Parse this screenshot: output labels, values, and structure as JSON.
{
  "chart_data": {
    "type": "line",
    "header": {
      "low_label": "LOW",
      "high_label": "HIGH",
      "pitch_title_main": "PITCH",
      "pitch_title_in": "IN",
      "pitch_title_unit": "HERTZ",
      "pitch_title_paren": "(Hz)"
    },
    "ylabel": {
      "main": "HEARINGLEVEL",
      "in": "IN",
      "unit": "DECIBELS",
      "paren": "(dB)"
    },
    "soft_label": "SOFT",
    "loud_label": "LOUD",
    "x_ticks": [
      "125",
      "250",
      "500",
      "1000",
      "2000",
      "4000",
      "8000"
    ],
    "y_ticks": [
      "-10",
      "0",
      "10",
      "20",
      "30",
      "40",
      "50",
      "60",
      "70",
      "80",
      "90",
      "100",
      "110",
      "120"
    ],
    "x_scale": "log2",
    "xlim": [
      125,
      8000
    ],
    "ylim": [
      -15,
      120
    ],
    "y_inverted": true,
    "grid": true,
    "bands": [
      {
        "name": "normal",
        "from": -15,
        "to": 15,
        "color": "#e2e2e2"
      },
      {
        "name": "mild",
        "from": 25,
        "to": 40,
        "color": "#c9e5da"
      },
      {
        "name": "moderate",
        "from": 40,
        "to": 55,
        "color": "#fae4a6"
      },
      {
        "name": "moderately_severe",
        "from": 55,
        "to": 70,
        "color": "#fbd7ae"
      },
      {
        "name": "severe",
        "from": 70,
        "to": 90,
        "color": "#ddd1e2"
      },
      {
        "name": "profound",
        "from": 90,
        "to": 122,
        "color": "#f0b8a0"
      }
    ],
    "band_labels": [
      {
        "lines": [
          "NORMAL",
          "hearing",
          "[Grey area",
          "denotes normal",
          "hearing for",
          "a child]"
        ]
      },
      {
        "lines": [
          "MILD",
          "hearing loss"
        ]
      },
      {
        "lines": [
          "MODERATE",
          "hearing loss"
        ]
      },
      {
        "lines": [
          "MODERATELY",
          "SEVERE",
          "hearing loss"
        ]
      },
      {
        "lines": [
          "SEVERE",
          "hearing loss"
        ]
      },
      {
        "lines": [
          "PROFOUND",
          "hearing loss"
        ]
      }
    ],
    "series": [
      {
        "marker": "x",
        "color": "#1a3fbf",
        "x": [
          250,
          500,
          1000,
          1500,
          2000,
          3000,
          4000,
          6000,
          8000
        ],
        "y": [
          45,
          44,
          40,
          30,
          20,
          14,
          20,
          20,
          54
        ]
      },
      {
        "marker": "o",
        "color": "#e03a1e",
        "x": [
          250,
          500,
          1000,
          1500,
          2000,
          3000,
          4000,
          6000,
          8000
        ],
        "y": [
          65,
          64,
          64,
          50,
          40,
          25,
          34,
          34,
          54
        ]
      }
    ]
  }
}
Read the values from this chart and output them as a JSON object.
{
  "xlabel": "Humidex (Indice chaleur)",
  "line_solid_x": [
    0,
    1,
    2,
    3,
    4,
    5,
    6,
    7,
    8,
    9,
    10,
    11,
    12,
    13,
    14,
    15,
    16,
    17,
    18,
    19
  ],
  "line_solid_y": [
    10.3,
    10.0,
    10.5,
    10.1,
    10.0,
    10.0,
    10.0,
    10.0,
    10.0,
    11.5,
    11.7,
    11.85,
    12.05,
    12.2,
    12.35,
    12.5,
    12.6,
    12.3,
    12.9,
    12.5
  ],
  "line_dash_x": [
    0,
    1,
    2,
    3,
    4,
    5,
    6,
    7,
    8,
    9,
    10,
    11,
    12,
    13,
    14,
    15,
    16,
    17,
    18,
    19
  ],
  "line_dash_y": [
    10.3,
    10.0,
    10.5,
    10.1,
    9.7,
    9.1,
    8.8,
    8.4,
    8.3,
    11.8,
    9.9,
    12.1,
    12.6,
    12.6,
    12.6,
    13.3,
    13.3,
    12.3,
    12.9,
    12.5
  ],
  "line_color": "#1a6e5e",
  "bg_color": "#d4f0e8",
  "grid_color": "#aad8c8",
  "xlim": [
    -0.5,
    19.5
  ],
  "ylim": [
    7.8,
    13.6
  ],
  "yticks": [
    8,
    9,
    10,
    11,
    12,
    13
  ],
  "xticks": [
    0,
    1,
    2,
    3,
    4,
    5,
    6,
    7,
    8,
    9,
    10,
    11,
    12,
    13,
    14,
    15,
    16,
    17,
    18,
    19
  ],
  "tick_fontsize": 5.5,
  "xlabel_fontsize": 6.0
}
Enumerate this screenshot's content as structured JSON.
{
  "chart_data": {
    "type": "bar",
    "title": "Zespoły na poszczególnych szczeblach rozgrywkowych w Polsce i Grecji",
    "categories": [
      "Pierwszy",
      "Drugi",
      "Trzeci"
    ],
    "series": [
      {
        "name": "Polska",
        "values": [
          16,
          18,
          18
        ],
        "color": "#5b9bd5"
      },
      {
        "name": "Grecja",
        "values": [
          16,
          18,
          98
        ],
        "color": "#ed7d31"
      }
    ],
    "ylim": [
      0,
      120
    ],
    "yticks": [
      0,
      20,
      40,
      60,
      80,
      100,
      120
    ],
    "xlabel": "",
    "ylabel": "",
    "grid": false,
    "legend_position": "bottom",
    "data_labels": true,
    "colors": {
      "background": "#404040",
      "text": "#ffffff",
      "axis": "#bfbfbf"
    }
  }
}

__________________________________________________

*STATED PROBLEM*. Go through the listing and copy all of it exactly.

*EXERCISE SOLUTION*.
Parse this screenshot: output labels, values, and structure as JSON.
{
  "chart_data": {
    "type": "line",
    "header": {
      "low_label": "LOW",
      "high_label": "HIGH",
      "pitch_title_main": "PITCH",
      "pitch_title_in": "IN",
      "pitch_title_unit": "HERTZ",
      "pitch_title_paren": "(Hz)"
    },
    "ylabel": {
      "main": "HEARINGLEVEL",
      "in": "IN",
      "unit": "DECIBELS",
      "paren": "(dB)"
    },
    "soft_label": "SOFT",
    "loud_label": "LOUD",
    "x_ticks": [
      "125",
      "250",
      "500",
      "1000",
      "2000",
      "4000",
      "8000"
    ],
    "y_ticks": [
      "-10",
      "0",
      "10",
      "20",
      "30",
      "40",
      "50",
      "60",
      "70",
      "80",
      "90",
      "100",
      "110",
      "120"
    ],
    "x_scale": "log2",
    "xlim": [
      125,
      8000
    ],
    "ylim": [
      -15,
      120
    ],
    "y_inverted": true,
    "grid": true,
    "bands": [
      {
        "name": "normal",
        "from": -15,
        "to": 15,
        "color": "#e2e2e2"
      },
      {
        "name": "mild",
        "from": 25,
        "to": 40,
        "color": "#c9e5da"
      },
      {
        "name": "moderate",
        "from": 40,
        "to": 55,
        "color": "#fae4a6"
      },
      {
        "name": "moderately_severe",
        "from": 55,
        "to": 70,
        "color": "#fbd7ae"
      },
      {
        "name": "severe",
        "from": 70,
        "to": 90,
        "color": "#ddd1e2"
      },
      {
        "name": "profound",
        "from": 90,
        "to": 122,
        "color": "#f0b8a0"
      }
    ],
    "band_labels": [
      {
        "lines": [
          "NORMAL",
          "hearing",
          "[Grey area",
          "denotes normal",
          "hearing for",
          "a child]"
        ]
      },
      {
        "lines": [
          "MILD",
          "hearing loss"
        ]
      },
      {
        "lines": [
          "MODERATE",
          "hearing loss"
        ]
      },
      {
        "lines": [
          "MODERATELY",
          "SEVERE",
          "hearing loss"
        ]
      },
      {
        "lines": [
          "SEVERE",
          "hearing loss"
        ]
      },
      {
        "lines": [
          "PROFOUND",
          "hearing loss"
        ]
      }
    ],
    "series": [
      {
        "marker": "x",
        "color": "#1a3fbf",
        "x": [
          250,
          500,
          1000,
          1500,
          2000,
          3000,
          4000,
          6000,
          8000
        ],
        "y": [
          45,
          44,
          40,
          30,
          20,
          14,
          20,
          20,
          54
        ]
      },
      {
        "marker": "o",
        "color": "#e03a1e",
        "x": [
          250,
          500,
          1000,
          1500,
          2000,
          3000,
          4000,
          6000,
          8000
        ],
        "y": [
          65,
          64,
          64,
          50,
          40,
          25,
          34,
          34,
          54
        ]
      }
    ]
  }
}
Read the values from this chart and output them as a JSON object.
{
  "xlabel": "Humidex (Indice chaleur)",
  "line_solid_x": [
    0,
    1,
    2,
    3,
    4,
    5,
    6,
    7,
    8,
    9,
    10,
    11,
    12,
    13,
    14,
    15,
    16,
    17,
    18,
    19
  ],
  "line_solid_y": [
    10.3,
    10.0,
    10.5,
    10.1,
    10.0,
    10.0,
    10.0,
    10.0,
    10.0,
    11.5,
    11.7,
    11.85,
    12.05,
    12.2,
    12.35,
    12.5,
    12.6,
    12.3,
    12.9,
    12.5
  ],
  "line_dash_x": [
    0,
    1,
    2,
    3,
    4,
    5,
    6,
    7,
    8,
    9,
    10,
    11,
    12,
    13,
    14,
    15,
    16,
    17,
    18,
    19
  ],
  "line_dash_y": [
    10.3,
    10.0,
    10.5,
    10.1,
    9.7,
    9.1,
    8.8,
    8.4,
    8.3,
    11.8,
    9.9,
    12.1,
    12.6,
    12.6,
    12.6,
    13.3,
    13.3,
    12.3,
    12.9,
    12.5
  ],
  "line_color": "#1a6e5e",
  "bg_color": "#d4f0e8",
  "grid_color": "#aad8c8",
  "xlim": [
    -0.5,
    19.5
  ],
  "ylim": [
    7.8,
    13.6
  ],
  "yticks": [
    8,
    9,
    10,
    11,
    12,
    13
  ],
  "xticks": [
    0,
    1,
    2,
    3,
    4,
    5,
    6,
    7,
    8,
    9,
    10,
    11,
    12,
    13,
    14,
    15,
    16,
    17,
    18,
    19
  ],
  "tick_fontsize": 5.5,
  "xlabel_fontsize": 6.0
}
Enumerate this screenshot's content as structured JSON.
{
  "chart_data": {
    "type": "bar",
    "title": "Zespoły na poszczególnych szczeblach rozgrywkowych w Polsce i Grecji",
    "categories": [
      "Pierwszy",
      "Drugi",
      "Trzeci"
    ],
    "series": [
      {
        "name": "Polska",
        "values": [
          16,
          18,
          18
        ],
        "color": "#5b9bd5"
      },
      {
        "name": "Grecja",
        "values": [
          16,
          18,
          98
        ],
        "color": "#ed7d31"
      }
    ],
    "ylim": [
      0,
      120
    ],
    "yticks": [
      0,
      20,
      40,
      60,
      80,
      100,
      120
    ],
    "xlabel": "",
    "ylabel": "",
    "grid": false,
    "legend_position": "bottom",
    "data_labels": true,
    "colors": {
      "background": "#404040",
      "text": "#ffffff",
      "axis": "#bfbfbf"
    }
  }
}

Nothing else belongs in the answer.